▸ **Directions**
Read the entries below and pull out each line with the string "расходов".

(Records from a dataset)
__________

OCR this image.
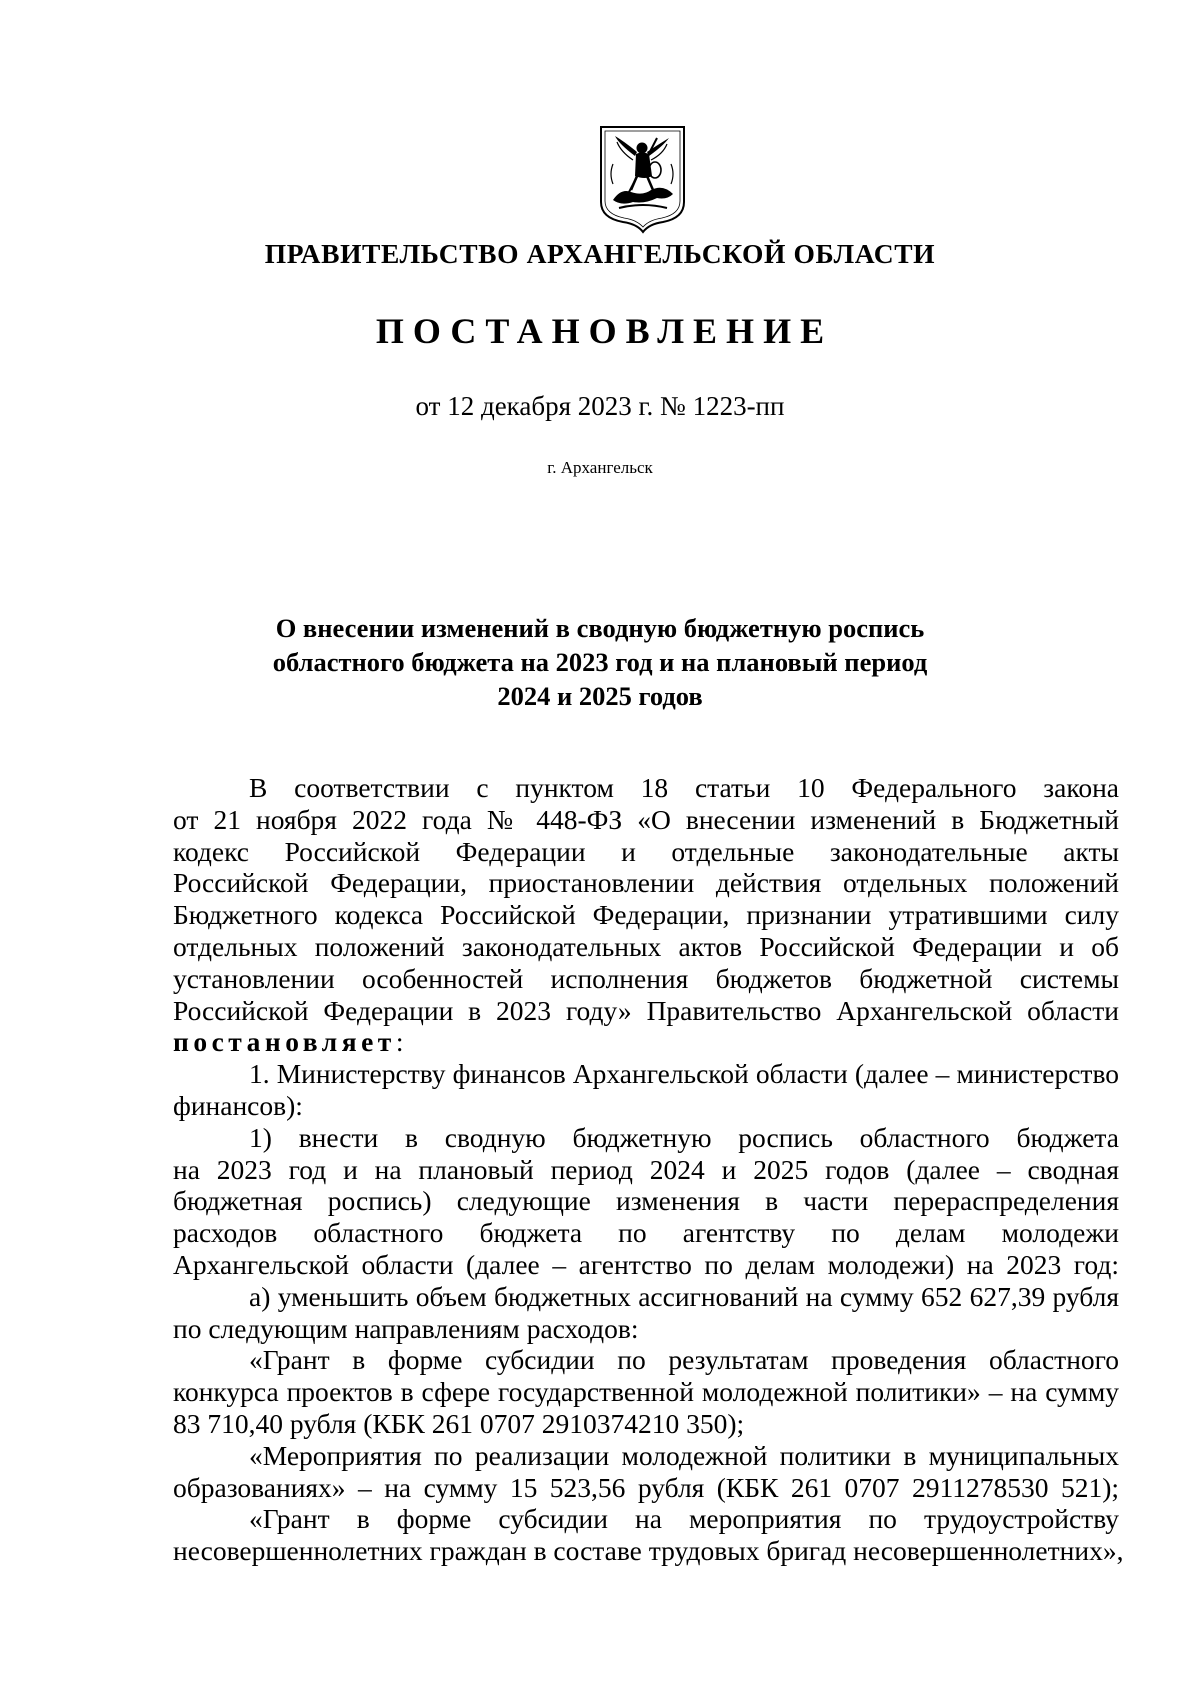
ПРАВИТЕЛЬСТВО АРХАНГЕЛЬСКОЙ ОБЛАСТИ
ПОСТАНОВЛЕНИЕ
от 12 декабря 2023 г. № 1223-пп
г. Архангельск
О внесении изменений в сводную бюджетную роспись
областного бюджета на 2023 год и на плановый период
2024 и 2025 годов
В соответствии с пунктом 18 статьи 10 Федерального закона
от 21 ноября 2022 года № 448-ФЗ «О внесении изменений в Бюджетный
кодекс Российской Федерации и отдельные законодательные акты
Российской Федерации, приостановлении действия отдельных положений
Бюджетного кодекса Российской Федерации, признании утратившими силу
отдельных положений законодательных актов Российской Федерации и об
установлении особенностей исполнения бюджетов бюджетной системы
Российской Федерации в 2023 году» Правительство Архангельской области
постановляет:
1. Министерству финансов Архангельской области (далее – министерство
финансов):
1) внести в сводную бюджетную роспись областного бюджета
на 2023 год и на плановый период 2024 и 2025 годов (далее – сводная
бюджетная роспись) следующие изменения в части перераспределения
расходов областного бюджета по агентству по делам молодежи
Архангельской области (далее – агентство по делам молодежи) на 2023 год:
а) уменьшить объем бюджетных ассигнований на сумму 652 627,39 рубля
по следующим направлениям расходов:
«Грант в форме субсидии по результатам проведения областного
конкурса проектов в сфере государственной молодежной политики» – на сумму
83 710,40 рубля (КБК 261 0707 2910374210 350);
«Мероприятия по реализации молодежной политики в муниципальных
образованиях» – на сумму 15 523,56 рубля (КБК 261 0707 2911278530 521);
«Грант в форме субсидии на мероприятия по трудоустройству
несовершеннолетних граждан в составе трудовых бригад несовершеннолетних»,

__________

▸ **Final result**
расходов областного бюджета по агентству по делам молодежи
по следующим направлениям расходов:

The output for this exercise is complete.